### SUPPLIED ENTRIES
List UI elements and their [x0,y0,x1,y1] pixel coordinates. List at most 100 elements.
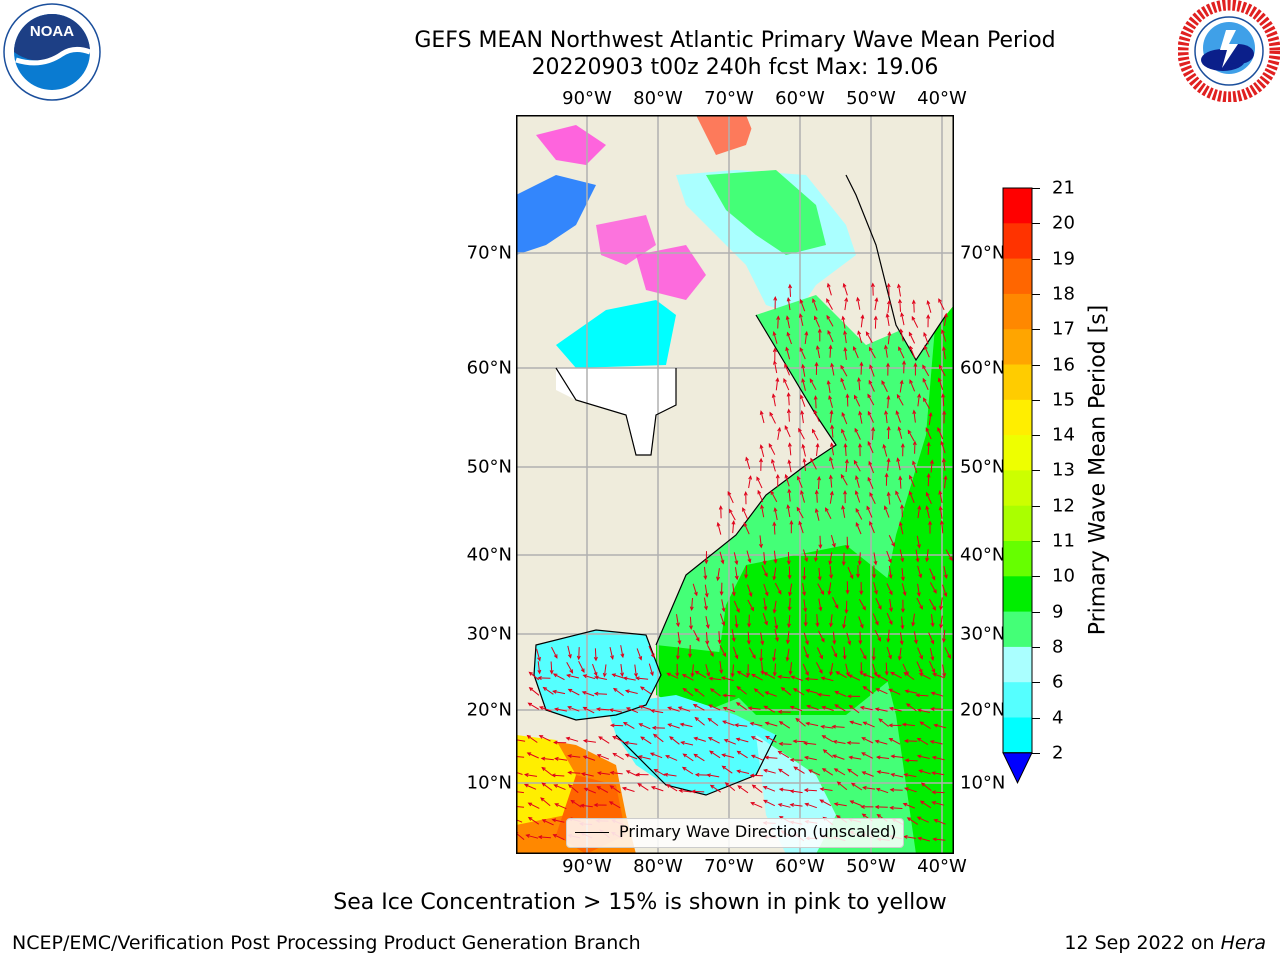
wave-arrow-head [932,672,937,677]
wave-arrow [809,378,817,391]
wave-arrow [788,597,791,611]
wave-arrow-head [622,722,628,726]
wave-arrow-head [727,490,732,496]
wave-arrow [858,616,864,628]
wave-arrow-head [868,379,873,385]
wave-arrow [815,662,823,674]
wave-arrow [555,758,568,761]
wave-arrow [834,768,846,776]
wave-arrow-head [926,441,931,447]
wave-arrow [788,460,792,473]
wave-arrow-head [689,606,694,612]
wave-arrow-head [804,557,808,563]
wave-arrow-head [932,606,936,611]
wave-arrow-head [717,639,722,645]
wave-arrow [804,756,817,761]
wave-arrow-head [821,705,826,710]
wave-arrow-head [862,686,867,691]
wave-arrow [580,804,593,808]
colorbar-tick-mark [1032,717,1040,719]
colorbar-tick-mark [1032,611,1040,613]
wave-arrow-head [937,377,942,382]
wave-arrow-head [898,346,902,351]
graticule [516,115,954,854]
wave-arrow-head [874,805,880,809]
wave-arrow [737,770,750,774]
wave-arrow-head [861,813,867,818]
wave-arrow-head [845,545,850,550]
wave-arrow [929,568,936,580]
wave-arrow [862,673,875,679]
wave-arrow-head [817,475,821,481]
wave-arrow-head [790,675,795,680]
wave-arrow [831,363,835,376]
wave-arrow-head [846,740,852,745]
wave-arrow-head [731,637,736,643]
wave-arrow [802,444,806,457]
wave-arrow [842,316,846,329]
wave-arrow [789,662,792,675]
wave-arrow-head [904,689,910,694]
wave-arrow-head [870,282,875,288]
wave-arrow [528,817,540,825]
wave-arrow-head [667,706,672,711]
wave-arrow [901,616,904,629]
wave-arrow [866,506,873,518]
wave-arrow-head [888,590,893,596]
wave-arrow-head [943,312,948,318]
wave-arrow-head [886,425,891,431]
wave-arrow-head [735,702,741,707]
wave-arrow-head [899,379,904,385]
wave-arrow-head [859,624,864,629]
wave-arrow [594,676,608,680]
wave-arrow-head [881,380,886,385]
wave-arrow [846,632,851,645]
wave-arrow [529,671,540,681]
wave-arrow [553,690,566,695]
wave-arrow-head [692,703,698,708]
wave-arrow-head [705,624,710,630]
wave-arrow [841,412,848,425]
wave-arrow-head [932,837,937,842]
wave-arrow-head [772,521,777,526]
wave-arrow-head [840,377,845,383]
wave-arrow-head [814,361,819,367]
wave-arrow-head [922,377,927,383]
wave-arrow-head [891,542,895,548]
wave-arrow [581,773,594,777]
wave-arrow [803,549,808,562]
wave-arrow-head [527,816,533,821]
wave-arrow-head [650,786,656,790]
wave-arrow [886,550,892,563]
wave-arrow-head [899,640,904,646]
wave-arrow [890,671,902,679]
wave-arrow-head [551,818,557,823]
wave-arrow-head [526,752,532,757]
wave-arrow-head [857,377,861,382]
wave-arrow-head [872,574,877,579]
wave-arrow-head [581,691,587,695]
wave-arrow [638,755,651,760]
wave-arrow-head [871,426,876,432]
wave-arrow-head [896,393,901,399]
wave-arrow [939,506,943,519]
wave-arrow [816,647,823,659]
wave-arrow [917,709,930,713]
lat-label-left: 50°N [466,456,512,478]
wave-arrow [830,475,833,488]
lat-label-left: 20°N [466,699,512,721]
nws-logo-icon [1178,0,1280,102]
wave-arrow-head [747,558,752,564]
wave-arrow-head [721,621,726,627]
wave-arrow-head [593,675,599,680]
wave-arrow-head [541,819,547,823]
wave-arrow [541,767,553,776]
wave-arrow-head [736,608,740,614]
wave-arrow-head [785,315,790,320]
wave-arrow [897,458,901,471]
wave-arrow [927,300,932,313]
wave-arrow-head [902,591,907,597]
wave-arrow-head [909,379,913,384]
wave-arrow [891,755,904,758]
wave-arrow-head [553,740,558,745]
######
### SUPPLIED ENTRIES
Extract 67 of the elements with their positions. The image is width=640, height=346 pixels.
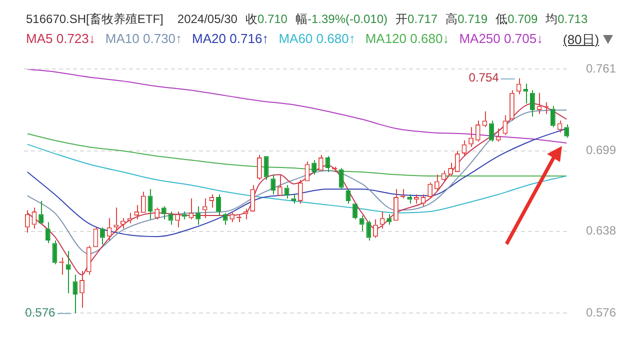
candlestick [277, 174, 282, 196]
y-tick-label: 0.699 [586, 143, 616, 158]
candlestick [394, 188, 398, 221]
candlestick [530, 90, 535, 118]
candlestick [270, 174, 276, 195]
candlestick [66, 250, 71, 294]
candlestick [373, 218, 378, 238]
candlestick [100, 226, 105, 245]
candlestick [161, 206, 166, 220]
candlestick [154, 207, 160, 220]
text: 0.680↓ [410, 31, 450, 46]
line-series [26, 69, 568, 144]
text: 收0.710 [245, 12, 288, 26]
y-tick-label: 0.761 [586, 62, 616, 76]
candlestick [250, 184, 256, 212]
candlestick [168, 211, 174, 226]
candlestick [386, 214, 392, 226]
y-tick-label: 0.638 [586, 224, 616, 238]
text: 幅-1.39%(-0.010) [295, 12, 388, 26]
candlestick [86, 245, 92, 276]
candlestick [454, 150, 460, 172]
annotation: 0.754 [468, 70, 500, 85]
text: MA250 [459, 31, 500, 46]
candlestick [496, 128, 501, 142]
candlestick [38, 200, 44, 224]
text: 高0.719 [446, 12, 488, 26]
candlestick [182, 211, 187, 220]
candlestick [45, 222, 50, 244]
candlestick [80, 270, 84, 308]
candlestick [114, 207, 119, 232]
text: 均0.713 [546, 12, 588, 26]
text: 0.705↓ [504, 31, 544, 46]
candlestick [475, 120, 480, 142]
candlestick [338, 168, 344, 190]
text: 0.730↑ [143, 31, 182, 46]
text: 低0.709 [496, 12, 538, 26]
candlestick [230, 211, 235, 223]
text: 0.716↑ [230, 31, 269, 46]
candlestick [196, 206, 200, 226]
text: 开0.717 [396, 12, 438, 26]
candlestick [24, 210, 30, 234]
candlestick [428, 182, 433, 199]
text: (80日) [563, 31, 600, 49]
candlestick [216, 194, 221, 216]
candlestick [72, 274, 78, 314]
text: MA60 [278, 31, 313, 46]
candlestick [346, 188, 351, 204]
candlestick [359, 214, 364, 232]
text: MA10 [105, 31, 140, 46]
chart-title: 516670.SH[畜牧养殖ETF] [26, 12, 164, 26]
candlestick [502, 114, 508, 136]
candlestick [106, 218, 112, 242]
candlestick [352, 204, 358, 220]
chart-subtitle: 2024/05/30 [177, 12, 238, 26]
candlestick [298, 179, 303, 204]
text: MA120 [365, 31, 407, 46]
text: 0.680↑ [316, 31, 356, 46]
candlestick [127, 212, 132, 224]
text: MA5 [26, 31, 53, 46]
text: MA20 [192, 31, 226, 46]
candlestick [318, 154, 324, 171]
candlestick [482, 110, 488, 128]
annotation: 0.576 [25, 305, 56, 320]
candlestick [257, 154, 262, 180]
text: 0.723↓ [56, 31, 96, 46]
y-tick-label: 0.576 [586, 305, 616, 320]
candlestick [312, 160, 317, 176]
######
### SUPPLIED ENTRIES
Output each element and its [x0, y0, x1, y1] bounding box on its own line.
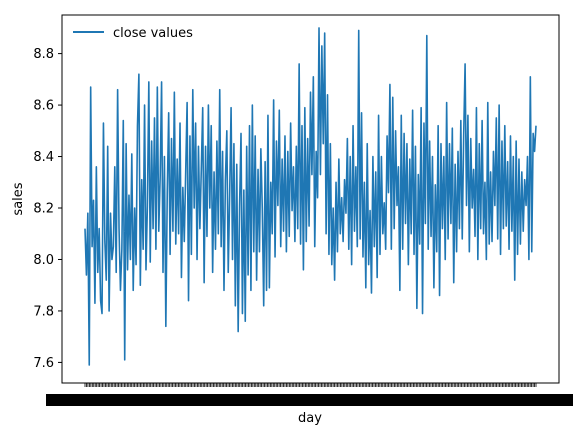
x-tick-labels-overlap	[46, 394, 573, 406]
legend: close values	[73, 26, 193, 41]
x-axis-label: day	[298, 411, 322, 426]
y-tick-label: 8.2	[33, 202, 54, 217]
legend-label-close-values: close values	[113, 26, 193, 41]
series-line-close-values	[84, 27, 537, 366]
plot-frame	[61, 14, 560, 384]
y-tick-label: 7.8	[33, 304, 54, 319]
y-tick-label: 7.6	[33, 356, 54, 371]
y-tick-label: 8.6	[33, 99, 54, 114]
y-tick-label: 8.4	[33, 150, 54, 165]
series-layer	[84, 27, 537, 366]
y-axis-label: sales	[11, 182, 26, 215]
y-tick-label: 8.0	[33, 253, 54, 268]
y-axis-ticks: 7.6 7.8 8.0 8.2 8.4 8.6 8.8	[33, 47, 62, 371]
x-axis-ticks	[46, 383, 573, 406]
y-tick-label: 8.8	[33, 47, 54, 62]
######
→ WORK TO COMPLETE
Copy the item lines above without any change, starting at the line that contains "394, 573, 406]" and ending at the line that contains "47, 54, 62]", with both of those lines included.

→ RESULT OF THIS TASK
x-tick-labels-overlap	[46, 394, 573, 406]
legend: close values	[73, 26, 193, 41]
x-axis-label: day	[298, 411, 322, 426]
y-tick-label: 8.2	[33, 202, 54, 217]
legend-label-close-values: close values	[113, 26, 193, 41]
series-line-close-values	[84, 27, 537, 366]
plot-frame	[61, 14, 560, 384]
y-tick-label: 7.8	[33, 304, 54, 319]
y-tick-label: 7.6	[33, 356, 54, 371]
y-tick-label: 8.6	[33, 99, 54, 114]
y-tick-label: 8.4	[33, 150, 54, 165]
series-layer	[84, 27, 537, 366]
y-axis-label: sales	[11, 182, 26, 215]
y-tick-label: 8.0	[33, 253, 54, 268]
y-axis-ticks: 7.6 7.8 8.0 8.2 8.4 8.6 8.8	[33, 47, 62, 371]
x-axis-ticks	[46, 383, 573, 406]
y-tick-label: 8.8	[33, 47, 54, 62]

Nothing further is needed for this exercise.